Records:
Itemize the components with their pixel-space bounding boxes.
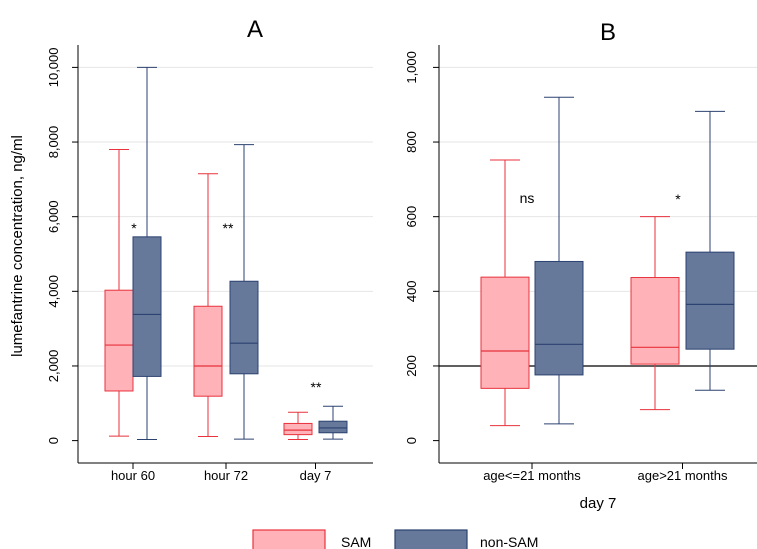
panel-a-sam-box xyxy=(283,422,313,436)
panel-b-y-tick-label: 400 xyxy=(404,280,419,302)
panel-a-x-tick-label: day 7 xyxy=(300,468,332,483)
y-axis-label: lumefantrine concentration, ng/ml xyxy=(9,135,26,357)
legend-label-non-sam: non-SAM xyxy=(480,534,538,549)
panel-b-x-tick-label: age>21 months xyxy=(638,468,728,483)
legend: SAM non-SAM xyxy=(252,529,538,549)
panel-b-significance-label: ns xyxy=(520,190,535,206)
panel-a-x-tick-label: hour 60 xyxy=(111,468,155,483)
panel-b-sam-box xyxy=(480,276,530,389)
panel-b-y-tick-label: 1,000 xyxy=(404,51,419,84)
panel-a-y-tick-label: 2,000 xyxy=(46,350,61,383)
panel-b-y-tick-label: 800 xyxy=(404,131,419,153)
panel-b-non-sam-box xyxy=(534,260,584,376)
panel-a: 0 2,000 4,000 6,000 8,000 10,000 hour 60 * hour … xyxy=(46,45,373,483)
panel-a-sam-box xyxy=(104,289,134,392)
panel-b-y-tick-label: 0 xyxy=(404,437,419,444)
panel-b-significance-label: * xyxy=(675,191,681,207)
panel-b: 0 200 400 600 800 1,000 age<=21 months ns age>21… xyxy=(404,45,757,483)
panel-b-sam-box xyxy=(630,277,680,365)
panel-a-non-sam-box xyxy=(229,280,259,375)
panel-b-non-sam-box xyxy=(685,251,735,350)
panel-b-y-tick-label: 200 xyxy=(404,355,419,377)
panel-a-non-sam-box xyxy=(318,420,348,434)
panel-b-x-tick-label: age<=21 months xyxy=(483,468,581,483)
panel-a-y-tick-label: 10,000 xyxy=(46,48,61,88)
panel-b-y-tick-label: 600 xyxy=(404,206,419,228)
panel-b-x-axis-label: day 7 xyxy=(580,495,617,512)
legend-swatch-non-sam xyxy=(394,529,468,549)
panel-a-sam-box xyxy=(193,305,223,397)
panel-b-title: B xyxy=(600,19,616,46)
panel-a-x-tick-label: hour 72 xyxy=(204,468,248,483)
panel-a-title: A xyxy=(247,16,263,43)
panel-a-significance-label: ** xyxy=(223,220,234,236)
legend-swatch-sam xyxy=(252,529,326,549)
panel-a-significance-label: ** xyxy=(311,379,322,395)
panel-a-y-tick-label: 6,000 xyxy=(46,200,61,233)
panel-a-y-tick-label: 0 xyxy=(46,437,61,444)
panel-a-y-tick-label: 8,000 xyxy=(46,126,61,159)
panel-a-y-tick-label: 4,000 xyxy=(46,275,61,308)
legend-label-sam: SAM xyxy=(341,534,371,549)
panel-a-significance-label: * xyxy=(131,220,137,236)
panel-a-non-sam-box xyxy=(132,236,162,377)
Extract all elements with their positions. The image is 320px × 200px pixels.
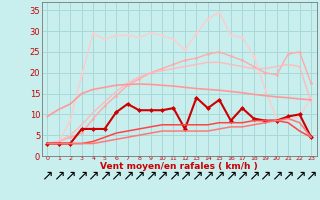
X-axis label: Vent moyen/en rafales ( km/h ): Vent moyen/en rafales ( km/h )	[100, 162, 258, 171]
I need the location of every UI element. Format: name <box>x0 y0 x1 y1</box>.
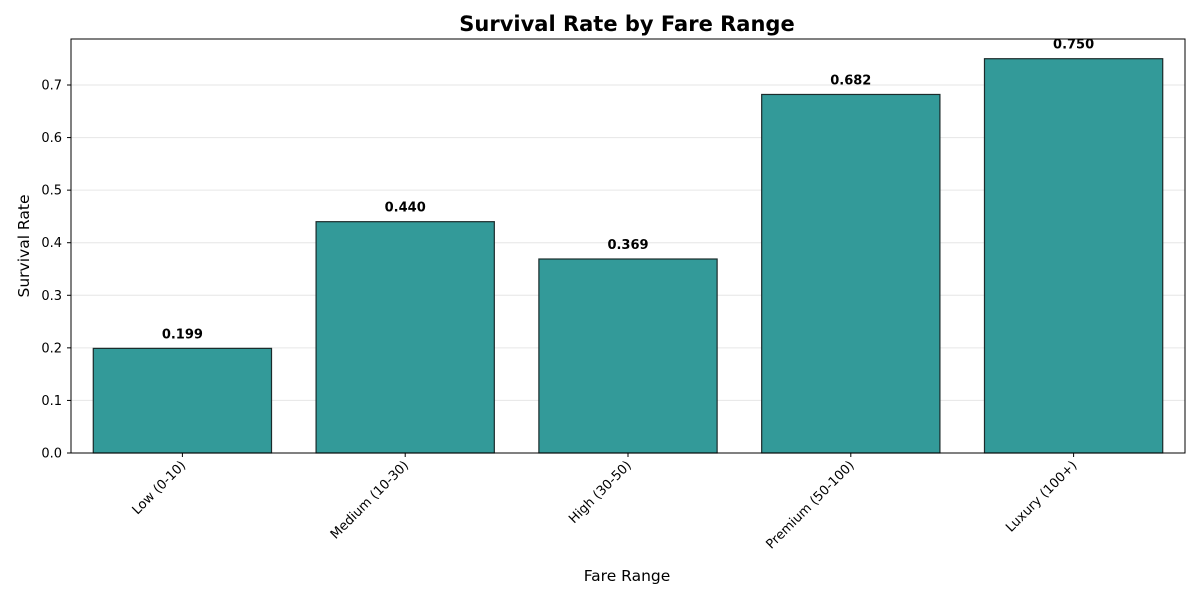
x-tick-label: Low (0-10) <box>130 458 190 518</box>
y-axis: 0.0 0.1 0.2 0.3 0.4 0.5 0.6 0.7 <box>41 79 71 462</box>
chart-title: Survival Rate by Fare Range <box>459 12 794 36</box>
bar <box>761 93 941 454</box>
x-tick-label: Premium (50-100) <box>763 458 857 552</box>
bar <box>315 221 495 454</box>
y-axis-label: Survival Rate <box>15 195 33 298</box>
y-tick-label: 0.1 <box>41 394 62 409</box>
y-tick-label: 0.7 <box>41 79 62 94</box>
y-tick-label: 0.2 <box>41 341 62 356</box>
y-tick-label: 0.3 <box>41 289 62 304</box>
x-tick-label: Medium (10-30) <box>328 458 412 542</box>
y-tick-label: 0.6 <box>41 131 62 146</box>
x-tick-label: High (30-50) <box>566 458 635 527</box>
x-tick-label: Luxury (100+) <box>1003 458 1080 535</box>
plot-frame <box>70 38 1186 454</box>
bar <box>92 347 273 454</box>
y-tick-label: 0.5 <box>41 184 62 199</box>
bar <box>538 258 718 454</box>
x-axis: Low (0-10) Medium (10-30) High (30-50) Prem… <box>130 453 1080 552</box>
data-labels: 0.199 0.440 0.369 0.682 0.750 <box>162 38 1094 343</box>
bar-value-label: 0.750 <box>1053 38 1094 53</box>
y-tick-label: 0.0 <box>41 447 62 462</box>
y-tick-label: 0.4 <box>41 236 62 251</box>
bar-value-label: 0.682 <box>830 73 871 88</box>
x-axis-label: Fare Range <box>584 567 671 585</box>
bar <box>983 58 1164 454</box>
bars <box>92 58 1164 454</box>
bar-value-label: 0.199 <box>162 327 203 342</box>
bar-value-label: 0.369 <box>607 238 648 253</box>
bar-value-label: 0.440 <box>385 201 426 216</box>
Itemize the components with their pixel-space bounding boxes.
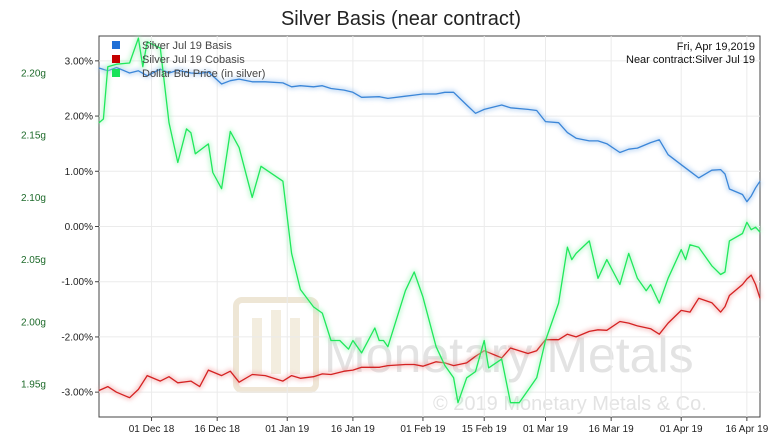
y-axis-right: 2.20g 2.15g 2.10g 2.05g 2.00g 1.95g xyxy=(21,68,46,390)
y-left-tick-label: 1.00% xyxy=(65,167,93,178)
chart-title: Silver Basis (near contract) xyxy=(281,8,521,30)
x-tick-label: 16 Dec 18 xyxy=(194,424,240,435)
y-left-tick-label: 3.00% xyxy=(65,56,93,67)
y-right-tick-label: 2.20g xyxy=(21,68,46,79)
x-tick-label: 01 Mar 19 xyxy=(523,424,568,435)
y-left-tick-label: -2.00% xyxy=(61,332,93,343)
x-tick-label: 15 Feb 19 xyxy=(462,424,507,435)
series-line-dollar-bid xyxy=(98,37,761,404)
watermark-logo xyxy=(233,297,319,393)
series-line-basis xyxy=(98,66,761,203)
x-tick-label: 01 Apr 19 xyxy=(660,424,703,435)
y-right-tick-label: 2.10g xyxy=(21,193,46,204)
y-left-tick-label: 2.00% xyxy=(65,112,93,123)
y-left-tick-label: 0.00% xyxy=(65,222,93,233)
legend-swatch-cobasis xyxy=(112,55,120,63)
info-date: Fri, Apr 19,2019 xyxy=(677,41,755,53)
x-tick-label: 16 Apr 19 xyxy=(725,424,768,435)
x-tick-label: 01 Dec 18 xyxy=(129,424,175,435)
legend-swatch-dollar-bid xyxy=(112,69,120,77)
info-contract: Near contract:Silver Jul 19 xyxy=(626,54,755,66)
watermark-copyright: © 2019 Monetary Metals & Co. xyxy=(433,393,707,415)
series-layer xyxy=(97,35,763,406)
watermark: Monetary Metals © 2019 Monetary Metals &… xyxy=(233,297,707,415)
x-tick-label: 16 Mar 19 xyxy=(589,424,634,435)
x-tick-label: 01 Jan 19 xyxy=(265,424,309,435)
series-line-cobasis xyxy=(98,274,761,399)
legend-swatch-basis xyxy=(112,41,120,49)
legend-label-cobasis: Silver Jul 19 Cobasis xyxy=(142,54,245,66)
y-left-tick-label: -3.00% xyxy=(61,388,93,399)
y-right-tick-label: 1.95g xyxy=(21,380,46,391)
legend: Silver Jul 19 Basis Silver Jul 19 Cobasi… xyxy=(112,40,265,80)
y-left-tick-label: -1.00% xyxy=(61,277,93,288)
x-tick-label: 01 Feb 19 xyxy=(400,424,445,435)
grid-lines xyxy=(99,36,760,417)
legend-label-basis: Silver Jul 19 Basis xyxy=(142,40,232,52)
y-right-tick-label: 2.15g xyxy=(21,131,46,142)
series-line-basis-glow xyxy=(98,65,763,205)
x-axis: 01 Dec 18 16 Dec 18 01 Jan 19 16 Jan 19 01 F… xyxy=(129,417,769,435)
watermark-brand: Monetary Metals xyxy=(324,327,694,383)
y-right-tick-label: 2.05g xyxy=(21,255,46,266)
legend-label-dollar-bid: Dollar Bid Price (in silver) xyxy=(142,68,265,80)
y-right-tick-label: 2.00g xyxy=(21,317,46,328)
x-tick-label: 16 Jan 19 xyxy=(331,424,375,435)
y-axis-left: 3.00% 2.00% 1.00% 0.00% -1.00% -2.00% -3.00% xyxy=(61,56,99,399)
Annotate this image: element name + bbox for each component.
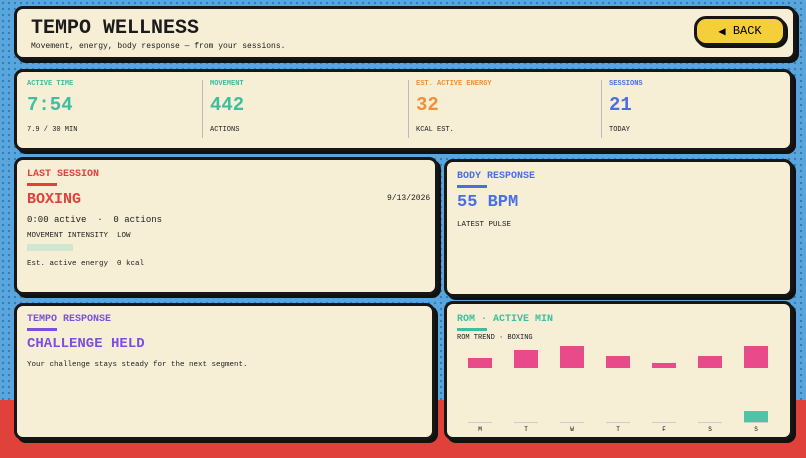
rom-bar xyxy=(698,356,722,368)
caption: LATEST PULSE xyxy=(457,221,512,229)
divider xyxy=(202,80,203,138)
stat-label: MOVEMENT xyxy=(210,80,244,88)
rom-card: ROM · ACTIVE MIN ROM TREND · BOXING M T W T… xyxy=(444,301,793,440)
stat-value: 32 xyxy=(416,94,439,116)
intensity-bar xyxy=(27,244,73,251)
header-card: TEMPO WELLNESS Movement, energy, body re… xyxy=(14,6,796,60)
message: Your challenge stays steady for the next… xyxy=(27,361,248,369)
pulse: 55 BPM xyxy=(457,193,519,212)
summary: 0:00 active · 0 actions xyxy=(27,215,163,225)
tempo-response-card: TEMPO RESPONSE CHALLENGE HELD Your chall… xyxy=(14,303,435,440)
status: CHALLENGE HELD xyxy=(27,336,145,352)
back-button[interactable]: ◀ BACK xyxy=(694,16,786,46)
heading: TEMPO RESPONSE xyxy=(27,314,112,325)
stat-label: EST. ACTIVE ENERGY xyxy=(416,80,492,88)
rom-bar xyxy=(652,363,676,368)
heading: BODY RESPONSE xyxy=(457,171,536,182)
activity: BOXING xyxy=(27,191,82,208)
stat-value: 21 xyxy=(609,94,632,116)
rom-bar xyxy=(514,350,538,368)
stat-sub: ACTIONS xyxy=(210,126,240,134)
x-tick-label: S xyxy=(708,426,712,433)
stat-sub: KCAL EST. xyxy=(416,126,454,134)
x-tick-label: W xyxy=(570,426,574,433)
title: TEMPO WELLNESS xyxy=(31,17,200,40)
date: 9/13/2026 xyxy=(387,194,431,203)
stat-sub: 7.9 / 30 MIN xyxy=(27,126,78,134)
stat-label: SESSIONS xyxy=(609,80,643,88)
x-tick-label: M xyxy=(478,426,482,433)
stat-value: 442 xyxy=(210,94,245,116)
underline xyxy=(457,185,487,188)
stat-sub: TODAY xyxy=(609,126,631,134)
underline xyxy=(457,328,487,331)
body-response-card: BODY RESPONSE 55 BPM LATEST PULSE xyxy=(444,159,793,297)
stat-value: 7:54 xyxy=(27,94,73,116)
subtitle: Movement, energy, body response — from y… xyxy=(31,42,286,51)
rom-bar xyxy=(560,346,584,368)
underline xyxy=(27,183,57,186)
divider xyxy=(408,80,409,138)
heading: LAST SESSION xyxy=(27,169,100,180)
x-tick-label: T xyxy=(524,426,528,433)
back-icon: ◀ xyxy=(718,24,733,39)
stats-card: ACTIVE TIME 7:54 7.9 / 30 MIN MOVEMENT 442 AC… xyxy=(14,69,793,151)
energy: Est. active energy 0 kcal xyxy=(27,260,145,268)
underline xyxy=(27,328,57,331)
intensity: MOVEMENT INTENSITY LOW xyxy=(27,232,131,240)
x-tick-label: S xyxy=(754,426,758,433)
rom-bar xyxy=(606,356,630,368)
chart-title: ROM · ACTIVE MIN xyxy=(457,314,554,325)
chart-subtitle: ROM TREND · BOXING xyxy=(457,334,533,342)
divider xyxy=(601,80,602,138)
rom-bar xyxy=(468,358,492,368)
stat-label: ACTIVE TIME xyxy=(27,80,74,88)
last-session-card: LAST SESSION 9/13/2026 BOXING 0:00 activ… xyxy=(14,157,438,295)
back-label: BACK xyxy=(732,24,762,38)
active-bar xyxy=(744,411,768,422)
rom-bar xyxy=(744,346,768,368)
x-tick-label: F xyxy=(662,426,666,433)
x-tick-label: T xyxy=(616,426,620,433)
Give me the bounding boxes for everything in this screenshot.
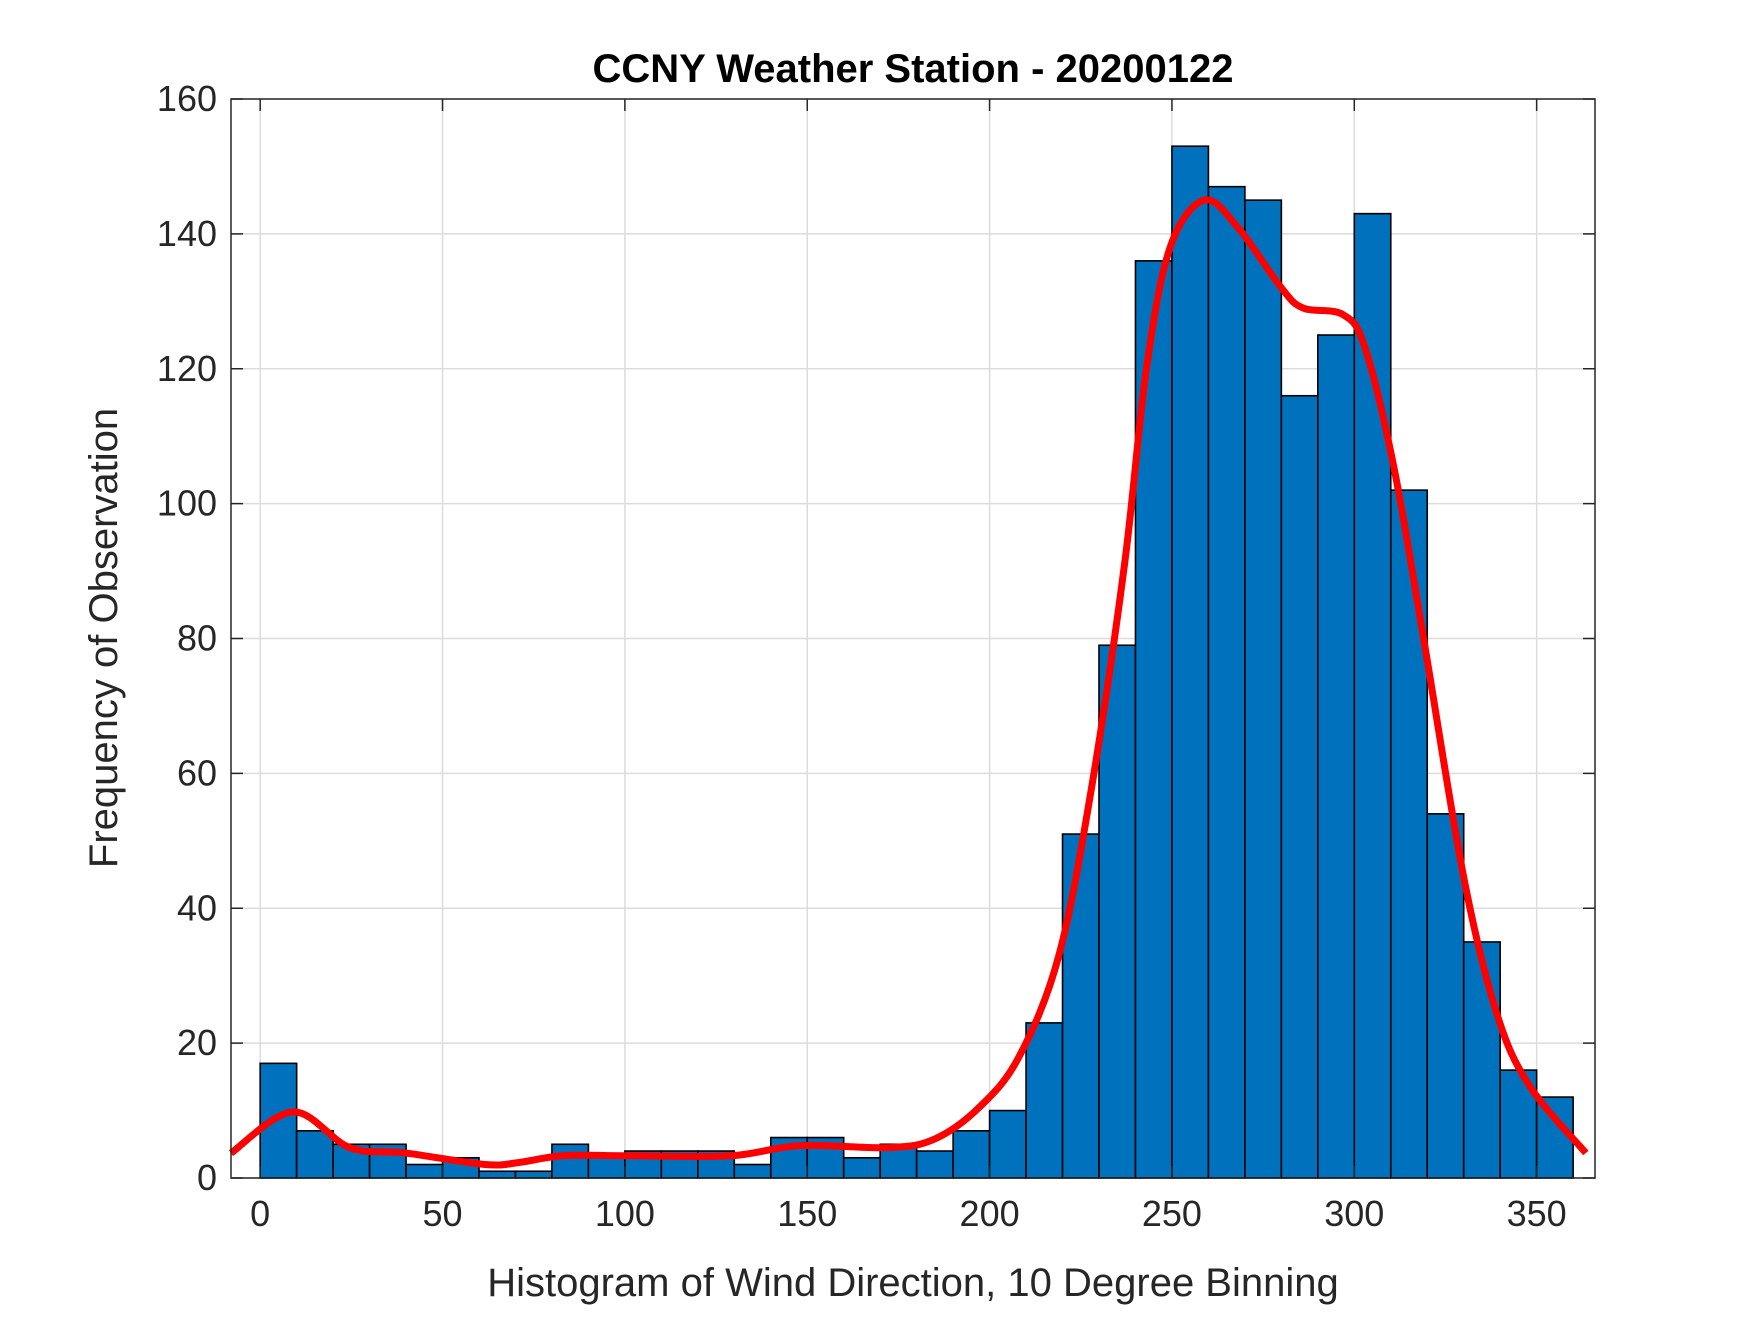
x-tick-label: 300 <box>1324 1193 1384 1234</box>
x-tick-label: 50 <box>423 1193 463 1234</box>
x-tick-label: 100 <box>595 1193 655 1234</box>
histogram-bar <box>1280 394 1319 1179</box>
histogram-bar <box>1061 833 1100 1179</box>
y-tick-label: 140 <box>157 213 217 254</box>
y-axis-label: Frequency of Observation <box>82 408 126 868</box>
histogram-bar <box>1317 334 1356 1179</box>
histogram-bar <box>1171 145 1210 1179</box>
density-curve-line <box>228 196 1589 1169</box>
histogram-bar <box>478 1170 517 1179</box>
histogram-bar <box>1535 1096 1574 1179</box>
chart-title: CCNY Weather Station - 20200122 <box>593 47 1234 91</box>
histogram-bar <box>551 1143 590 1179</box>
y-tick-label: 160 <box>157 78 217 119</box>
y-tick-label: 40 <box>177 887 217 928</box>
y-tick-label: 60 <box>177 752 217 793</box>
y-tick-label: 100 <box>157 483 217 524</box>
histogram-bar <box>1098 644 1137 1179</box>
histogram-bar <box>915 1150 954 1179</box>
x-tick-label: 150 <box>777 1193 837 1234</box>
histogram-bar <box>1244 199 1283 1179</box>
histogram-bar <box>842 1156 881 1179</box>
histogram-bar <box>1426 813 1465 1179</box>
histogram-bar <box>952 1129 991 1179</box>
y-tick-label: 0 <box>197 1157 217 1198</box>
histogram-bar <box>1207 185 1246 1179</box>
histogram-bar <box>587 1156 626 1179</box>
histogram-bar <box>733 1163 772 1179</box>
y-tick-label: 80 <box>177 618 217 659</box>
histogram-bar <box>1462 941 1501 1179</box>
x-tick-label: 350 <box>1507 1193 1567 1234</box>
histogram-bar <box>405 1163 444 1179</box>
x-axis-label: Histogram of Wind Direction, 10 Degree B… <box>487 1261 1339 1305</box>
x-tick-label: 200 <box>960 1193 1020 1234</box>
y-tick-label: 120 <box>157 348 217 389</box>
histogram-bar <box>295 1129 334 1179</box>
ticks: 0 50 100 150 200 250 300 350 0 20 40 60 80 100 120 140 1… <box>157 78 1595 1234</box>
histogram-bar <box>1025 1022 1064 1179</box>
x-tick-label: 0 <box>250 1193 270 1234</box>
density-curve-group <box>228 196 1589 1169</box>
histogram-bar <box>514 1170 553 1179</box>
bars <box>259 145 1574 1179</box>
y-tick-label: 20 <box>177 1022 217 1063</box>
histogram-bar <box>988 1109 1027 1179</box>
x-tick-label: 250 <box>1142 1193 1202 1234</box>
histogram-bar <box>1389 489 1429 1179</box>
histogram-bar <box>1353 212 1392 1179</box>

The problem:
Can you write out the lines again, starting at the one containing "X-axis label: Vent" and ending at the one containing "I need the location", with "location" renamed to "position" and nothing else changed?

Output below:
X-axis label: Vent moyen/en rafales ( km/h ): Vent moyen/en rafales ( km/h )	[100, 162, 258, 171]
I need the position of every UI element. Format: name <box>x0 y0 x1 y1</box>.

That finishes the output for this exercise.